[WHAT YOU ARE ASKED TO DO]
Examine the entries below, count the lines holding the string "reuse", and respond with the number only.

Rows from a dataset:
■ ■ ■ ■

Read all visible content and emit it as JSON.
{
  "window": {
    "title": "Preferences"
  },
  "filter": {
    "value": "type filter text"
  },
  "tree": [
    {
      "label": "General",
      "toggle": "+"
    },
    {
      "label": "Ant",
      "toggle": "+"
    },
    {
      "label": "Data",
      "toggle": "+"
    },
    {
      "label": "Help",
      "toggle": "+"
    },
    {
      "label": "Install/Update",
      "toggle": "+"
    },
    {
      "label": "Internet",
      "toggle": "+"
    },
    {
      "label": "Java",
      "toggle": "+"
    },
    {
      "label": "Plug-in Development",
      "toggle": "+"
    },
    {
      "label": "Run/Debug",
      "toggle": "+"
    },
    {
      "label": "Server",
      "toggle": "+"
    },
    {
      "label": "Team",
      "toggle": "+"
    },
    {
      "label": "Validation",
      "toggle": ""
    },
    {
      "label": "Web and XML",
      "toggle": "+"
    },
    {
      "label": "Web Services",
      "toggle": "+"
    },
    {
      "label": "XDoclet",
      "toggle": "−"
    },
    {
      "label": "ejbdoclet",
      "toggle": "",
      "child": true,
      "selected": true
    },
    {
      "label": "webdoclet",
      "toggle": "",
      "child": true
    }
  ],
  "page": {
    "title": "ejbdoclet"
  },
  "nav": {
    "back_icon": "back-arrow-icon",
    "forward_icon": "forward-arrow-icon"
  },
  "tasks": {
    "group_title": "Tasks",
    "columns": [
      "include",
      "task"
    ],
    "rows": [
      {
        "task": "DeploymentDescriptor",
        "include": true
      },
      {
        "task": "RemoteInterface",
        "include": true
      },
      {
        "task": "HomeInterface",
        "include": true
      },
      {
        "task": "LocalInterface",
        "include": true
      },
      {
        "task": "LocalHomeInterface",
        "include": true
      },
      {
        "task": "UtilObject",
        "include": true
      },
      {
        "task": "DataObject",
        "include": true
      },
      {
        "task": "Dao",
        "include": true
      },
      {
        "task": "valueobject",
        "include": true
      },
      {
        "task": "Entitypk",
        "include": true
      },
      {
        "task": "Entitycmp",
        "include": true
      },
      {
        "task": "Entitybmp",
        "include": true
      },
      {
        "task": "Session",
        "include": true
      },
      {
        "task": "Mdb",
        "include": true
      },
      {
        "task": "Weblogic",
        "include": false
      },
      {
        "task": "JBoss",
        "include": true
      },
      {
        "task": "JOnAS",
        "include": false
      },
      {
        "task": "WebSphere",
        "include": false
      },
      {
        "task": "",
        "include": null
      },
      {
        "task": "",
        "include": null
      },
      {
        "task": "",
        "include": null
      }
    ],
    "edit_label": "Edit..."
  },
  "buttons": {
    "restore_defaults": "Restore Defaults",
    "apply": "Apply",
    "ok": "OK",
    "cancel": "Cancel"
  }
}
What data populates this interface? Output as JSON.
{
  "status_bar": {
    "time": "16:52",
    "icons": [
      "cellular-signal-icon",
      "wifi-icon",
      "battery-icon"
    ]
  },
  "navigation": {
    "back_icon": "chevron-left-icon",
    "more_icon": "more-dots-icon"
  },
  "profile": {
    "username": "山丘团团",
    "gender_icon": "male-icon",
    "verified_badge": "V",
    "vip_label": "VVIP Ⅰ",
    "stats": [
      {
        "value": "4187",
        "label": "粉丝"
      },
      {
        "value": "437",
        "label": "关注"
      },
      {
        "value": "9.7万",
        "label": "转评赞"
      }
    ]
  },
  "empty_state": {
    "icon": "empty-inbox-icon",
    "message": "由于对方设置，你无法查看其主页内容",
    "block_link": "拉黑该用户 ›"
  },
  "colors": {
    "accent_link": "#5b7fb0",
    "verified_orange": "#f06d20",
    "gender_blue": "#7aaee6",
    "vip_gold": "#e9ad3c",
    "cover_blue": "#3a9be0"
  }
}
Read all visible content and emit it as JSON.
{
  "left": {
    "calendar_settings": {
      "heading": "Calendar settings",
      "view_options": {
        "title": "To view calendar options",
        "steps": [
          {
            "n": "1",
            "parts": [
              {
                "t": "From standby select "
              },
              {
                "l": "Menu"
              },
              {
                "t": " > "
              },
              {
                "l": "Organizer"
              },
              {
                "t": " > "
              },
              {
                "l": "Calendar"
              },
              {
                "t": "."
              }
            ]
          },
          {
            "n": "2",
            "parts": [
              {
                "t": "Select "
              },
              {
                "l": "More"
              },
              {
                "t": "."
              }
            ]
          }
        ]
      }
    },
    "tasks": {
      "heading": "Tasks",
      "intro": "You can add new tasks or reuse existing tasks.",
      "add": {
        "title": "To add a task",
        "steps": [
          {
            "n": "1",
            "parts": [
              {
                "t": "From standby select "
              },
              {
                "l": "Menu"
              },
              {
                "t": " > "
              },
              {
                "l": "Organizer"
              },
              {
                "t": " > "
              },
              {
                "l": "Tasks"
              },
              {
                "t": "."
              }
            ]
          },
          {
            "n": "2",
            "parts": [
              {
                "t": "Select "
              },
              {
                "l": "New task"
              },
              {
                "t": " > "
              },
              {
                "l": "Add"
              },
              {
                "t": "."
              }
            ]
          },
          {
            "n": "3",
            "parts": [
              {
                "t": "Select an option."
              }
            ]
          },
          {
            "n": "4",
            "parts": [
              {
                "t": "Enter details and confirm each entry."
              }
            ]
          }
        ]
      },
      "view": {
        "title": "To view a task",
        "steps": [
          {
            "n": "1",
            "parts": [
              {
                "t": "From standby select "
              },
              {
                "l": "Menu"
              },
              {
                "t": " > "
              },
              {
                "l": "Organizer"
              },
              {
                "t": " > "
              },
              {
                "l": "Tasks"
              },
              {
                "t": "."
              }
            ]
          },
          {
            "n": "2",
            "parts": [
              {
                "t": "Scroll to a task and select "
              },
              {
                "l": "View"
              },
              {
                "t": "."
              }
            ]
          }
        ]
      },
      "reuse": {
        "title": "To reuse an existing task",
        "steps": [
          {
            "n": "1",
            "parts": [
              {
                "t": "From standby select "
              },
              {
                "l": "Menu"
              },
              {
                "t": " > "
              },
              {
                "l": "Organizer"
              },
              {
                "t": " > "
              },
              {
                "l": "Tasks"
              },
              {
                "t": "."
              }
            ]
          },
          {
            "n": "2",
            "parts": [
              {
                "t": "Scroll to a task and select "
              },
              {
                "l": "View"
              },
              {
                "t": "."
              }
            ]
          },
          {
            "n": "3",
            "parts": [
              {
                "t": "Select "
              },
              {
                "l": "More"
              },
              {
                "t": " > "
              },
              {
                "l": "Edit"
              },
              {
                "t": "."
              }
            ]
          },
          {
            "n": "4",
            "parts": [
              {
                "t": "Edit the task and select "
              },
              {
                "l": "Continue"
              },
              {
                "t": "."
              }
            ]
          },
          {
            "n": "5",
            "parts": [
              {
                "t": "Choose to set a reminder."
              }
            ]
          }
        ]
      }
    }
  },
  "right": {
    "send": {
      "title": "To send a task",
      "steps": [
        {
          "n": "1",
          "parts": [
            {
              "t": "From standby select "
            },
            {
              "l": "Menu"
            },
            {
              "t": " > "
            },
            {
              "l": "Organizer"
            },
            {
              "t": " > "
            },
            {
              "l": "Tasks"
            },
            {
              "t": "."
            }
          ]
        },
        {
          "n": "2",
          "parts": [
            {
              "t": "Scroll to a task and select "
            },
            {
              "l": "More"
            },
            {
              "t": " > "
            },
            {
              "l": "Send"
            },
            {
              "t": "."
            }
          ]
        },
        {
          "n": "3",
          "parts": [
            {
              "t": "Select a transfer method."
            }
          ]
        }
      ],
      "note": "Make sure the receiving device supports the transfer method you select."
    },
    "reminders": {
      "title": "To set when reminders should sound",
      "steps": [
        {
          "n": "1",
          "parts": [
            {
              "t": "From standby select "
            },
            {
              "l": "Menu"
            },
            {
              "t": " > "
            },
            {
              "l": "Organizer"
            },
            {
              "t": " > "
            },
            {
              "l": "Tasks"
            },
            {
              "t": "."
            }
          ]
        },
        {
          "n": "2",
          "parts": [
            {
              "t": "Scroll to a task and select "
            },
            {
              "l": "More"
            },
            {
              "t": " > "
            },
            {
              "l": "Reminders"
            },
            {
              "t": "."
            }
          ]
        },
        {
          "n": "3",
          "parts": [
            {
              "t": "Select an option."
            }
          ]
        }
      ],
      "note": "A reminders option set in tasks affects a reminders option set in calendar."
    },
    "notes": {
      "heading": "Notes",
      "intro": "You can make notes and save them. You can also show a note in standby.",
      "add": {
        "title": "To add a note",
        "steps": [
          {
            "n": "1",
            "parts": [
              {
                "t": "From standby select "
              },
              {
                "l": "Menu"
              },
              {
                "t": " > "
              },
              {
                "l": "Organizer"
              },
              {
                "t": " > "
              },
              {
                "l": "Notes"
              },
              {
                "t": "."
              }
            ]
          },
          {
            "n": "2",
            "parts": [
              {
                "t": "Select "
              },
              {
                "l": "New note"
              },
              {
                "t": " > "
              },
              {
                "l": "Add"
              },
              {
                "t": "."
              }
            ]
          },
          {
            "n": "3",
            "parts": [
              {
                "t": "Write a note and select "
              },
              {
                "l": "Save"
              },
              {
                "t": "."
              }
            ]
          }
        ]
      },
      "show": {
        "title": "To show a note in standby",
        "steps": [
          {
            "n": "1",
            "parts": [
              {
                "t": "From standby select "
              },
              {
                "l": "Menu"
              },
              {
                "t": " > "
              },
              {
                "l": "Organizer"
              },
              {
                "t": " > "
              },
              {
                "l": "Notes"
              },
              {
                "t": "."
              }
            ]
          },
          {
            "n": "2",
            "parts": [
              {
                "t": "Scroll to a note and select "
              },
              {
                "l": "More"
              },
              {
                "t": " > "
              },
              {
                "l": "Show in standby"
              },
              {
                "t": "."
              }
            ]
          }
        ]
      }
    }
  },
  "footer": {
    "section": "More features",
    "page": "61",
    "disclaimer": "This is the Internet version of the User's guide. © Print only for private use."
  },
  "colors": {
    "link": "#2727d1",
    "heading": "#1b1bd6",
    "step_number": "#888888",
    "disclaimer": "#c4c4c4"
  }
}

■ ■ ■ ■

[FINAL RESULT]
3